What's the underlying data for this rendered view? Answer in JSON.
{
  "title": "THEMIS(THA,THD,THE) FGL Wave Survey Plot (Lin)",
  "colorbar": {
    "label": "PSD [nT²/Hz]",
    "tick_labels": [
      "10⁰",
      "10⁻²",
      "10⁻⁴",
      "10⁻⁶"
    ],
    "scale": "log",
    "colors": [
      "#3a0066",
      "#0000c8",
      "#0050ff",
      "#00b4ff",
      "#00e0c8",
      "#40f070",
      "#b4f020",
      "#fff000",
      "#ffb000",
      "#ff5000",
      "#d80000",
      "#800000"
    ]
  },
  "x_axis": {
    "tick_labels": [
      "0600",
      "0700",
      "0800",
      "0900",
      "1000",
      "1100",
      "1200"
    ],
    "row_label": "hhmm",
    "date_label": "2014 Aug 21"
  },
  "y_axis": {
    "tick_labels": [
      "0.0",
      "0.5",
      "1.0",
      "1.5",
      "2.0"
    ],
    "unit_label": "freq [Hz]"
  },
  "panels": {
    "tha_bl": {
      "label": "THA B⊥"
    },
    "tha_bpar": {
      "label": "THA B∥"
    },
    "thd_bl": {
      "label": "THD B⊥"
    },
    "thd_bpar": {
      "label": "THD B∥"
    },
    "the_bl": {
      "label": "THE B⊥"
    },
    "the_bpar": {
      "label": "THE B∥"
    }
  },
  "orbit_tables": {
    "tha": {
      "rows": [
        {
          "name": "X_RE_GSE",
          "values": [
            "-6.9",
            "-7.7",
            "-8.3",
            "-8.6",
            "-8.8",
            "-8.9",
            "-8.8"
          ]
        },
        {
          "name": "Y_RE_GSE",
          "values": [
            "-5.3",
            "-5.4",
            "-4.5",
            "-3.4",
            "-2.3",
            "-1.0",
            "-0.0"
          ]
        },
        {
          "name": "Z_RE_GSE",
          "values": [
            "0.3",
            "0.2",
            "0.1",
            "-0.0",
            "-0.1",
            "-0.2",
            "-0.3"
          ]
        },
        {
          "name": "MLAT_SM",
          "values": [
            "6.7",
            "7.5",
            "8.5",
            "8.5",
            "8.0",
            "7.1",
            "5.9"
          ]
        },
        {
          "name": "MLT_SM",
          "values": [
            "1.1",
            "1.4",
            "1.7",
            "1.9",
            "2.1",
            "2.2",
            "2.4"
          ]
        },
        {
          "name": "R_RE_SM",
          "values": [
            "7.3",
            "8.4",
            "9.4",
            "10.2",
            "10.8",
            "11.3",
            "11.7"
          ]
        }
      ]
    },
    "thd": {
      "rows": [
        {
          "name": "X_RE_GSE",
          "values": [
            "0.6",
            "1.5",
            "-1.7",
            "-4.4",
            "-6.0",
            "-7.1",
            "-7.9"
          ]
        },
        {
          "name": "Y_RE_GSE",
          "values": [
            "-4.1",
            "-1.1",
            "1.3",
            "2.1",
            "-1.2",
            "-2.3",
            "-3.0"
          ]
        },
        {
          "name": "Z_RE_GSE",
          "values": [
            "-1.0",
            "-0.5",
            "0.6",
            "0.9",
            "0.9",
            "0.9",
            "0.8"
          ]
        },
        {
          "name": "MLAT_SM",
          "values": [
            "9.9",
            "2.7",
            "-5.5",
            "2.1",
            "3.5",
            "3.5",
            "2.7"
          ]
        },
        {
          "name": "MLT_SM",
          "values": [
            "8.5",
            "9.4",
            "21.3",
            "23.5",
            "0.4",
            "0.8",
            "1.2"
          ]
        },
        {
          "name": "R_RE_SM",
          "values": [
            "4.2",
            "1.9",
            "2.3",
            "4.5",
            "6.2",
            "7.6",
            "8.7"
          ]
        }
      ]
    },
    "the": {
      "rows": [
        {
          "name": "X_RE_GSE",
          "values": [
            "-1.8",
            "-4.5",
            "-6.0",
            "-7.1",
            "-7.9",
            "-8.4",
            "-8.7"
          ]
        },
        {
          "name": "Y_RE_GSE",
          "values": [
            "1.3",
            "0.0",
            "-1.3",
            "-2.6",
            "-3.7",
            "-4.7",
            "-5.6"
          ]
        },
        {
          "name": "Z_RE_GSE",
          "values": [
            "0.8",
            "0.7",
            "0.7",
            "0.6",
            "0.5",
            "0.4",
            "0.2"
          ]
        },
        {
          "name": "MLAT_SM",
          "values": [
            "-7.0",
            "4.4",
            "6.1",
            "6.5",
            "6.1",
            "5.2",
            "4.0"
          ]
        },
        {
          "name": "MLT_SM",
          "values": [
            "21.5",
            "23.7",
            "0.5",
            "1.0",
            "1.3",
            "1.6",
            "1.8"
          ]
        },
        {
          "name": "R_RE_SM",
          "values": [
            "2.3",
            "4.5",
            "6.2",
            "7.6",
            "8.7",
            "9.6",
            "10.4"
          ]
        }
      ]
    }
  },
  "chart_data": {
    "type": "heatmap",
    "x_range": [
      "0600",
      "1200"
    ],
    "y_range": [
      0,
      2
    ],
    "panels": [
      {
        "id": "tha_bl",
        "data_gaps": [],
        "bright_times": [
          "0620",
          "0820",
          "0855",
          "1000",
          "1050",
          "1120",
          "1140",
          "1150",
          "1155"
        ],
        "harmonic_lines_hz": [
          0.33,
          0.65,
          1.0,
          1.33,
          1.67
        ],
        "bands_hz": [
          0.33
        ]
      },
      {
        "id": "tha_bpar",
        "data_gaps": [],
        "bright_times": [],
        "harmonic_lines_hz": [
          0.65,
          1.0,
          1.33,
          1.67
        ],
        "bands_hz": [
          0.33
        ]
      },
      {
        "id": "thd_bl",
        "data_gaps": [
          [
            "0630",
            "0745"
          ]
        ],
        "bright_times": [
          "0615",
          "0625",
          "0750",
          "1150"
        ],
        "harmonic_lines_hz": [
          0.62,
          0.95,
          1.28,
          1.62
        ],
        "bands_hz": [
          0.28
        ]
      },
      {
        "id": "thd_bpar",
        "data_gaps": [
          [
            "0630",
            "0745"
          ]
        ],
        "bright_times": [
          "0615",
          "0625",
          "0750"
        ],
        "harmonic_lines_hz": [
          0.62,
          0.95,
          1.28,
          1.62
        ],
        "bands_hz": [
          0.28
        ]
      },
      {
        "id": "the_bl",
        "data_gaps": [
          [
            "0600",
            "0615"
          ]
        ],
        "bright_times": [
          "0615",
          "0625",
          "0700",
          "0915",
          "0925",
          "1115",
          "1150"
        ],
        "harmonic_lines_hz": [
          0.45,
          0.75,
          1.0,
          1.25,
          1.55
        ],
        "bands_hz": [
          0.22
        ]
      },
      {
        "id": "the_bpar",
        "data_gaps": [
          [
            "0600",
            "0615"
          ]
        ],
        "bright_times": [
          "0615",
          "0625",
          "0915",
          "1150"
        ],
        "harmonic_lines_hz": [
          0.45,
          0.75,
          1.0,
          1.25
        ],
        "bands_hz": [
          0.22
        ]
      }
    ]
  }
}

________

*To do*. Please output the entire listing exactly as it stands.

*Written response*.
What's the underlying data for this rendered view? Answer in JSON.
{
  "title": "THEMIS(THA,THD,THE) FGL Wave Survey Plot (Lin)",
  "colorbar": {
    "label": "PSD [nT²/Hz]",
    "tick_labels": [
      "10⁰",
      "10⁻²",
      "10⁻⁴",
      "10⁻⁶"
    ],
    "scale": "log",
    "colors": [
      "#3a0066",
      "#0000c8",
      "#0050ff",
      "#00b4ff",
      "#00e0c8",
      "#40f070",
      "#b4f020",
      "#fff000",
      "#ffb000",
      "#ff5000",
      "#d80000",
      "#800000"
    ]
  },
  "x_axis": {
    "tick_labels": [
      "0600",
      "0700",
      "0800",
      "0900",
      "1000",
      "1100",
      "1200"
    ],
    "row_label": "hhmm",
    "date_label": "2014 Aug 21"
  },
  "y_axis": {
    "tick_labels": [
      "0.0",
      "0.5",
      "1.0",
      "1.5",
      "2.0"
    ],
    "unit_label": "freq [Hz]"
  },
  "panels": {
    "tha_bl": {
      "label": "THA B⊥"
    },
    "tha_bpar": {
      "label": "THA B∥"
    },
    "thd_bl": {
      "label": "THD B⊥"
    },
    "thd_bpar": {
      "label": "THD B∥"
    },
    "the_bl": {
      "label": "THE B⊥"
    },
    "the_bpar": {
      "label": "THE B∥"
    }
  },
  "orbit_tables": {
    "tha": {
      "rows": [
        {
          "name": "X_RE_GSE",
          "values": [
            "-6.9",
            "-7.7",
            "-8.3",
            "-8.6",
            "-8.8",
            "-8.9",
            "-8.8"
          ]
        },
        {
          "name": "Y_RE_GSE",
          "values": [
            "-5.3",
            "-5.4",
            "-4.5",
            "-3.4",
            "-2.3",
            "-1.0",
            "-0.0"
          ]
        },
        {
          "name": "Z_RE_GSE",
          "values": [
            "0.3",
            "0.2",
            "0.1",
            "-0.0",
            "-0.1",
            "-0.2",
            "-0.3"
          ]
        },
        {
          "name": "MLAT_SM",
          "values": [
            "6.7",
            "7.5",
            "8.5",
            "8.5",
            "8.0",
            "7.1",
            "5.9"
          ]
        },
        {
          "name": "MLT_SM",
          "values": [
            "1.1",
            "1.4",
            "1.7",
            "1.9",
            "2.1",
            "2.2",
            "2.4"
          ]
        },
        {
          "name": "R_RE_SM",
          "values": [
            "7.3",
            "8.4",
            "9.4",
            "10.2",
            "10.8",
            "11.3",
            "11.7"
          ]
        }
      ]
    },
    "thd": {
      "rows": [
        {
          "name": "X_RE_GSE",
          "values": [
            "0.6",
            "1.5",
            "-1.7",
            "-4.4",
            "-6.0",
            "-7.1",
            "-7.9"
          ]
        },
        {
          "name": "Y_RE_GSE",
          "values": [
            "-4.1",
            "-1.1",
            "1.3",
            "2.1",
            "-1.2",
            "-2.3",
            "-3.0"
          ]
        },
        {
          "name": "Z_RE_GSE",
          "values": [
            "-1.0",
            "-0.5",
            "0.6",
            "0.9",
            "0.9",
            "0.9",
            "0.8"
          ]
        },
        {
          "name": "MLAT_SM",
          "values": [
            "9.9",
            "2.7",
            "-5.5",
            "2.1",
            "3.5",
            "3.5",
            "2.7"
          ]
        },
        {
          "name": "MLT_SM",
          "values": [
            "8.5",
            "9.4",
            "21.3",
            "23.5",
            "0.4",
            "0.8",
            "1.2"
          ]
        },
        {
          "name": "R_RE_SM",
          "values": [
            "4.2",
            "1.9",
            "2.3",
            "4.5",
            "6.2",
            "7.6",
            "8.7"
          ]
        }
      ]
    },
    "the": {
      "rows": [
        {
          "name": "X_RE_GSE",
          "values": [
            "-1.8",
            "-4.5",
            "-6.0",
            "-7.1",
            "-7.9",
            "-8.4",
            "-8.7"
          ]
        },
        {
          "name": "Y_RE_GSE",
          "values": [
            "1.3",
            "0.0",
            "-1.3",
            "-2.6",
            "-3.7",
            "-4.7",
            "-5.6"
          ]
        },
        {
          "name": "Z_RE_GSE",
          "values": [
            "0.8",
            "0.7",
            "0.7",
            "0.6",
            "0.5",
            "0.4",
            "0.2"
          ]
        },
        {
          "name": "MLAT_SM",
          "values": [
            "-7.0",
            "4.4",
            "6.1",
            "6.5",
            "6.1",
            "5.2",
            "4.0"
          ]
        },
        {
          "name": "MLT_SM",
          "values": [
            "21.5",
            "23.7",
            "0.5",
            "1.0",
            "1.3",
            "1.6",
            "1.8"
          ]
        },
        {
          "name": "R_RE_SM",
          "values": [
            "2.3",
            "4.5",
            "6.2",
            "7.6",
            "8.7",
            "9.6",
            "10.4"
          ]
        }
      ]
    }
  },
  "chart_data": {
    "type": "heatmap",
    "x_range": [
      "0600",
      "1200"
    ],
    "y_range": [
      0,
      2
    ],
    "panels": [
      {
        "id": "tha_bl",
        "data_gaps": [],
        "bright_times": [
          "0620",
          "0820",
          "0855",
          "1000",
          "1050",
          "1120",
          "1140",
          "1150",
          "1155"
        ],
        "harmonic_lines_hz": [
          0.33,
          0.65,
          1.0,
          1.33,
          1.67
        ],
        "bands_hz": [
          0.33
        ]
      },
      {
        "id": "tha_bpar",
        "data_gaps": [],
        "bright_times": [],
        "harmonic_lines_hz": [
          0.65,
          1.0,
          1.33,
          1.67
        ],
        "bands_hz": [
          0.33
        ]
      },
      {
        "id": "thd_bl",
        "data_gaps": [
          [
            "0630",
            "0745"
          ]
        ],
        "bright_times": [
          "0615",
          "0625",
          "0750",
          "1150"
        ],
        "harmonic_lines_hz": [
          0.62,
          0.95,
          1.28,
          1.62
        ],
        "bands_hz": [
          0.28
        ]
      },
      {
        "id": "thd_bpar",
        "data_gaps": [
          [
            "0630",
            "0745"
          ]
        ],
        "bright_times": [
          "0615",
          "0625",
          "0750"
        ],
        "harmonic_lines_hz": [
          0.62,
          0.95,
          1.28,
          1.62
        ],
        "bands_hz": [
          0.28
        ]
      },
      {
        "id": "the_bl",
        "data_gaps": [
          [
            "0600",
            "0615"
          ]
        ],
        "bright_times": [
          "0615",
          "0625",
          "0700",
          "0915",
          "0925",
          "1115",
          "1150"
        ],
        "harmonic_lines_hz": [
          0.45,
          0.75,
          1.0,
          1.25,
          1.55
        ],
        "bands_hz": [
          0.22
        ]
      },
      {
        "id": "the_bpar",
        "data_gaps": [
          [
            "0600",
            "0615"
          ]
        ],
        "bright_times": [
          "0615",
          "0625",
          "0915",
          "1150"
        ],
        "harmonic_lines_hz": [
          0.45,
          0.75,
          1.0,
          1.25
        ],
        "bands_hz": [
          0.22
        ]
      }
    ]
  }
}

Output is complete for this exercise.